RECORDED INFORMATION:
• • • • •

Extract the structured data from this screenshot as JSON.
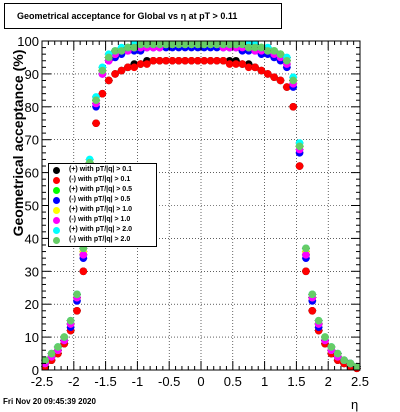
{
  "header": {
    "title": "Geometrical acceptance for Global vs    η at pT > 0.11"
  },
  "footer": {
    "timestamp": "Fri Nov 20 09:45:39 2020"
  },
  "colors": {
    "series": [
      "#000000",
      "#ff0000",
      "#00ff00",
      "#0000ff",
      "#ffff00",
      "#ff00ff",
      "#00ffff",
      "#66cc66"
    ]
  },
  "chart_data": {
    "type": "scatter",
    "title": "Geometrical acceptance for Global vs    η at pT > 0.11",
    "xlabel": "η",
    "ylabel": "Geometrical acceptance (%)",
    "xlim": [
      -2.5,
      2.5
    ],
    "ylim": [
      0,
      100
    ],
    "xticks": [
      -2.5,
      -2,
      -1.5,
      -1,
      -0.5,
      0,
      0.5,
      1,
      1.5,
      2,
      2.5
    ],
    "yticks": [
      0,
      10,
      20,
      30,
      40,
      50,
      60,
      70,
      80,
      90,
      100
    ],
    "x": [
      -2.45,
      -2.35,
      -2.25,
      -2.15,
      -2.05,
      -1.95,
      -1.85,
      -1.75,
      -1.65,
      -1.55,
      -1.45,
      -1.35,
      -1.25,
      -1.15,
      -1.05,
      -0.95,
      -0.85,
      -0.75,
      -0.65,
      -0.55,
      -0.45,
      -0.35,
      -0.25,
      -0.15,
      -0.05,
      0.05,
      0.15,
      0.25,
      0.35,
      0.45,
      0.55,
      0.65,
      0.75,
      0.85,
      0.95,
      1.05,
      1.15,
      1.25,
      1.35,
      1.45,
      1.55,
      1.65,
      1.75,
      1.85,
      1.95,
      2.05,
      2.15,
      2.25,
      2.35,
      2.45
    ],
    "series": [
      {
        "name": "(+) with pT/|q| > 0.1",
        "values": [
          1,
          3,
          5,
          8,
          12,
          18,
          30,
          55,
          75,
          84,
          88,
          90,
          91,
          92,
          93,
          93,
          94,
          94,
          94,
          94,
          94,
          94,
          94,
          94,
          94,
          94,
          94,
          94,
          94,
          94,
          94,
          93,
          93,
          92,
          91,
          90,
          89,
          88,
          86,
          80,
          62,
          30,
          18,
          12,
          8,
          5,
          3,
          2,
          1,
          0.5
        ]
      },
      {
        "name": "(-) with pT/|q| > 0.1",
        "values": [
          1,
          3,
          5,
          8,
          12,
          18,
          30,
          55,
          75,
          84,
          88,
          90,
          91,
          92,
          92,
          93,
          93,
          94,
          94,
          94,
          94,
          94,
          94,
          94,
          94,
          94,
          94,
          94,
          94,
          93,
          93,
          93,
          92,
          92,
          91,
          90,
          89,
          88,
          86,
          80,
          62,
          30,
          18,
          12,
          8,
          5,
          3,
          2,
          1,
          0.5
        ]
      },
      {
        "name": "(+) with pT/|q| > 0.5",
        "values": [
          2,
          4,
          6,
          9,
          14,
          22,
          35,
          62,
          82,
          91,
          95,
          96,
          97,
          98,
          98,
          98,
          99,
          99,
          99,
          99,
          99,
          99,
          99,
          99,
          99,
          99,
          99,
          99,
          99,
          99,
          99,
          99,
          98,
          98,
          98,
          97,
          97,
          96,
          94,
          88,
          68,
          35,
          22,
          14,
          9,
          6,
          4,
          3,
          2,
          1
        ]
      },
      {
        "name": "(-) with pT/|q| > 0.5",
        "values": [
          2,
          4,
          6,
          9,
          13,
          21,
          34,
          60,
          80,
          90,
          94,
          95,
          96,
          97,
          97,
          97,
          98,
          98,
          98,
          98,
          98,
          98,
          98,
          98,
          98,
          98,
          98,
          98,
          98,
          98,
          98,
          97,
          97,
          97,
          96,
          96,
          95,
          94,
          92,
          86,
          66,
          34,
          21,
          13,
          9,
          6,
          4,
          3,
          2,
          1
        ]
      },
      {
        "name": "(+) with pT/|q| > 1.0",
        "values": [
          2,
          4,
          6,
          10,
          14,
          22,
          36,
          63,
          82,
          91,
          95,
          96,
          97,
          98,
          98,
          98,
          99,
          99,
          99,
          99,
          99,
          99,
          99,
          99,
          99,
          99,
          99,
          99,
          99,
          99,
          99,
          99,
          98,
          98,
          98,
          97,
          97,
          96,
          94,
          88,
          68,
          36,
          22,
          14,
          10,
          6,
          4,
          3,
          2,
          1
        ]
      },
      {
        "name": "(-) with pT/|q| > 1.0",
        "values": [
          2,
          4,
          6,
          9,
          14,
          22,
          35,
          62,
          81,
          90,
          94,
          96,
          97,
          97,
          98,
          98,
          98,
          98,
          98,
          99,
          99,
          99,
          99,
          99,
          99,
          99,
          99,
          99,
          98,
          98,
          98,
          98,
          98,
          97,
          97,
          97,
          96,
          95,
          93,
          87,
          67,
          35,
          22,
          14,
          9,
          6,
          4,
          3,
          2,
          1
        ]
      },
      {
        "name": "(+) with pT/|q| > 2.0",
        "values": [
          3,
          5,
          7,
          10,
          15,
          23,
          37,
          64,
          83,
          92,
          96,
          97,
          98,
          98,
          99,
          99,
          99,
          99,
          99,
          99,
          99,
          99,
          99,
          99,
          99,
          99,
          99,
          99,
          99,
          99,
          99,
          99,
          99,
          99,
          98,
          98,
          97,
          96,
          95,
          89,
          69,
          37,
          23,
          15,
          10,
          7,
          5,
          3,
          2,
          1
        ]
      },
      {
        "name": "(-) with pT/|q| > 2.0",
        "values": [
          3,
          5,
          7,
          10,
          15,
          23,
          37,
          63,
          82,
          91,
          95,
          97,
          97,
          98,
          98,
          99,
          99,
          99,
          99,
          99,
          99,
          99,
          99,
          99,
          99,
          99,
          99,
          99,
          99,
          99,
          99,
          99,
          98,
          98,
          98,
          97,
          97,
          96,
          94,
          88,
          68,
          37,
          23,
          15,
          10,
          7,
          5,
          3,
          2,
          1
        ]
      }
    ]
  }
}
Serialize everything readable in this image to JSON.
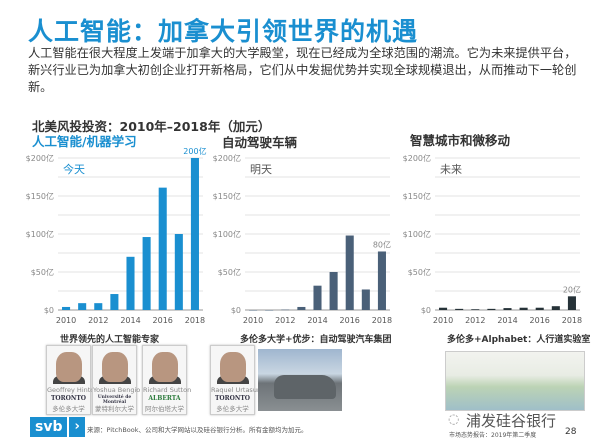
{
  "title": "人工智能：加拿大引领世界的机遇",
  "intro": "人工智能在很大程度上发端于加拿大的大学殿堂，现在已经成为全球范围的潮流。它为未来提供平台，新兴行业已为加拿大初创企业打开新格局，它们从中发掘优势并实现全球规模退出，从而推动下一轮创新。",
  "section_title": "北美风投投资：2010年–2018年（加元）",
  "chart_data": [
    {
      "type": "bar",
      "title": "人工智能/机器学习",
      "annotation": "今天",
      "color": "#1a8fd0",
      "categories": [
        "2010",
        "2011",
        "2012",
        "2013",
        "2014",
        "2015",
        "2016",
        "2017",
        "2018"
      ],
      "values": [
        4,
        9,
        9,
        21,
        70,
        96,
        161,
        100,
        200
      ],
      "value_label": "200亿",
      "xticks": [
        "2010",
        "2012",
        "2014",
        "2016",
        "2018"
      ],
      "yticks": [
        "$0",
        "$50亿",
        "$100亿",
        "$150亿",
        "$200亿"
      ],
      "ylim": [
        0,
        200
      ],
      "unit": "亿加元",
      "grid": true
    },
    {
      "type": "bar",
      "title": "自动驾驶车辆",
      "annotation": "明天",
      "color": "#4a6078",
      "categories": [
        "2010",
        "2011",
        "2012",
        "2013",
        "2014",
        "2015",
        "2016",
        "2017",
        "2018"
      ],
      "values": [
        0,
        0,
        0.5,
        4,
        32,
        50,
        98,
        27,
        77
      ],
      "value_label": "80亿",
      "xticks": [
        "2010",
        "2012",
        "2014",
        "2016",
        "2018"
      ],
      "yticks": [
        "$0",
        "$50亿",
        "$100亿",
        "$150亿",
        "$200亿"
      ],
      "ylim": [
        0,
        200
      ],
      "unit": "亿加元",
      "grid": true
    },
    {
      "type": "bar",
      "title": "智慧城市和微移动",
      "annotation": "未来",
      "color": "#263238",
      "categories": [
        "2010",
        "2011",
        "2012",
        "2013",
        "2014",
        "2015",
        "2016",
        "2017",
        "2018"
      ],
      "values": [
        3,
        1.5,
        1,
        1.5,
        2.5,
        3,
        3,
        5,
        18
      ],
      "value_label": "20亿",
      "xticks": [
        "2010",
        "2012",
        "2014",
        "2016",
        "2018"
      ],
      "yticks": [
        "$0",
        "$50亿",
        "$100亿",
        "$150亿",
        "$200亿"
      ],
      "ylim": [
        0,
        200
      ],
      "unit": "亿加元",
      "grid": true
    }
  ],
  "captions": [
    "世界领先的人工智能专家",
    "多伦多大学+优步：自动驾驶汽车集团",
    "多伦多+Alphabet：人行道实验室"
  ],
  "people": [
    {
      "name": "Geoffrey Hinton",
      "uni_logo": "TORONTO",
      "uni": "多伦多大学"
    },
    {
      "name": "Yoshua Bengio",
      "uni_logo": "Université de Montréal",
      "uni": "蒙特利尔大学"
    },
    {
      "name": "Richard Sutton",
      "uni_logo": "ALBERTA",
      "uni": "阿尔伯塔大学"
    },
    {
      "name": "Raquel Urtasun",
      "uni_logo": "TORONTO",
      "uni": "多伦多大学"
    }
  ],
  "footer": {
    "logo": "svb",
    "logo_arrow": "›",
    "source": "来源：PitchBook、公司和大学网站以及硅谷银行分析。所有金额均为加元。",
    "watermark": "浦发硅谷银行",
    "report": "市场态势报告：2019年第二季度",
    "page": "28"
  },
  "colors": {
    "accent": "#1a8fd0"
  }
}
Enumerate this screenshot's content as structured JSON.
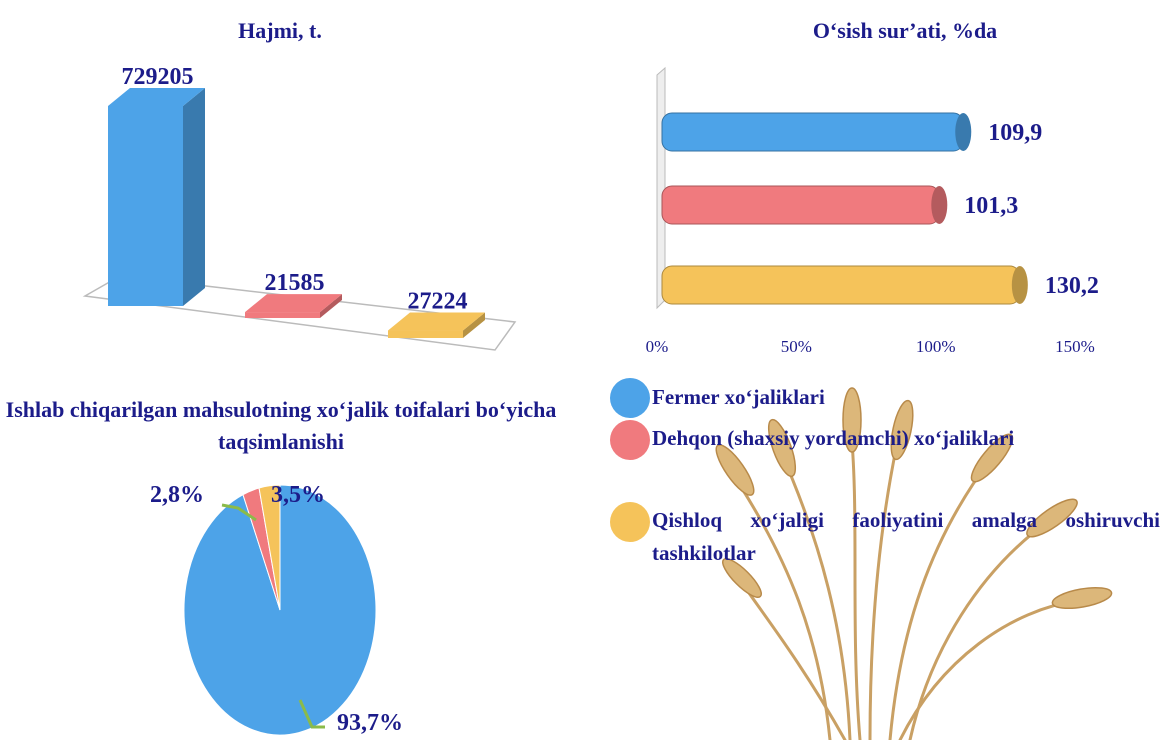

• • • • •

INSTRUCTIONS TO FOLLOW: Look for lines containing the string "annotation" and copy them all.

PROBLEM SOLUTION:
      "annotation": "今天",
      "annotation": "明天",
      "annotation": "未来",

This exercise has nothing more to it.